begin EXERCISE DATA

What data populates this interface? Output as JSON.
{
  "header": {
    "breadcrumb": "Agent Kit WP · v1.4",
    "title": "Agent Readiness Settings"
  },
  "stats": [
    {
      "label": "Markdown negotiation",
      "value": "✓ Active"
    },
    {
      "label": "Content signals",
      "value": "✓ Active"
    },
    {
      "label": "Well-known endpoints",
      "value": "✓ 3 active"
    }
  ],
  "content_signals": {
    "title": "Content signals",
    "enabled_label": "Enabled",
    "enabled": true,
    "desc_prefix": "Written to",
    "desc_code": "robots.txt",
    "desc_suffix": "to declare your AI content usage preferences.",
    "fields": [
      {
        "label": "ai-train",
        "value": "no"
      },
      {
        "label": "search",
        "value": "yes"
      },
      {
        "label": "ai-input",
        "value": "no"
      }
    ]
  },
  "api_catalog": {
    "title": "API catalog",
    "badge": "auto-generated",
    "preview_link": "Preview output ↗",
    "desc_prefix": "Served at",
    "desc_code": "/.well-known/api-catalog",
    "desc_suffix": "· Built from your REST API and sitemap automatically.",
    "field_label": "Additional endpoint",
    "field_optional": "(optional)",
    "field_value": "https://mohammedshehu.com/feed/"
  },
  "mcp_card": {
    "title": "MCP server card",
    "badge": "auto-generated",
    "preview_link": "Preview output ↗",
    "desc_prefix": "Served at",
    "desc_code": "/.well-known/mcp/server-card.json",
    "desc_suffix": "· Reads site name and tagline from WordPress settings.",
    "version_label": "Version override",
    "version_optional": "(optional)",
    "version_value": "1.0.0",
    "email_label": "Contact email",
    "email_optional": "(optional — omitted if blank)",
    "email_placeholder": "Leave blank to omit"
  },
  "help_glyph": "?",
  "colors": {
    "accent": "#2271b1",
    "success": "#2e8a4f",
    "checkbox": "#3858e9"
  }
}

end EXERCISE DATA

All entries must be repeated verbatim.

■ **ANSWER TO THE TASK**:
What data populates this interface? Output as JSON.
{
  "header": {
    "breadcrumb": "Agent Kit WP · v1.4",
    "title": "Agent Readiness Settings"
  },
  "stats": [
    {
      "label": "Markdown negotiation",
      "value": "✓ Active"
    },
    {
      "label": "Content signals",
      "value": "✓ Active"
    },
    {
      "label": "Well-known endpoints",
      "value": "✓ 3 active"
    }
  ],
  "content_signals": {
    "title": "Content signals",
    "enabled_label": "Enabled",
    "enabled": true,
    "desc_prefix": "Written to",
    "desc_code": "robots.txt",
    "desc_suffix": "to declare your AI content usage preferences.",
    "fields": [
      {
        "label": "ai-train",
        "value": "no"
      },
      {
        "label": "search",
        "value": "yes"
      },
      {
        "label": "ai-input",
        "value": "no"
      }
    ]
  },
  "api_catalog": {
    "title": "API catalog",
    "badge": "auto-generated",
    "preview_link": "Preview output ↗",
    "desc_prefix": "Served at",
    "desc_code": "/.well-known/api-catalog",
    "desc_suffix": "· Built from your REST API and sitemap automatically.",
    "field_label": "Additional endpoint",
    "field_optional": "(optional)",
    "field_value": "https://mohammedshehu.com/feed/"
  },
  "mcp_card": {
    "title": "MCP server card",
    "badge": "auto-generated",
    "preview_link": "Preview output ↗",
    "desc_prefix": "Served at",
    "desc_code": "/.well-known/mcp/server-card.json",
    "desc_suffix": "· Reads site name and tagline from WordPress settings.",
    "version_label": "Version override",
    "version_optional": "(optional)",
    "version_value": "1.0.0",
    "email_label": "Contact email",
    "email_optional": "(optional — omitted if blank)",
    "email_placeholder": "Leave blank to omit"
  },
  "help_glyph": "?",
  "colors": {
    "accent": "#2271b1",
    "success": "#2e8a4f",
    "checkbox": "#3858e9"
  }
}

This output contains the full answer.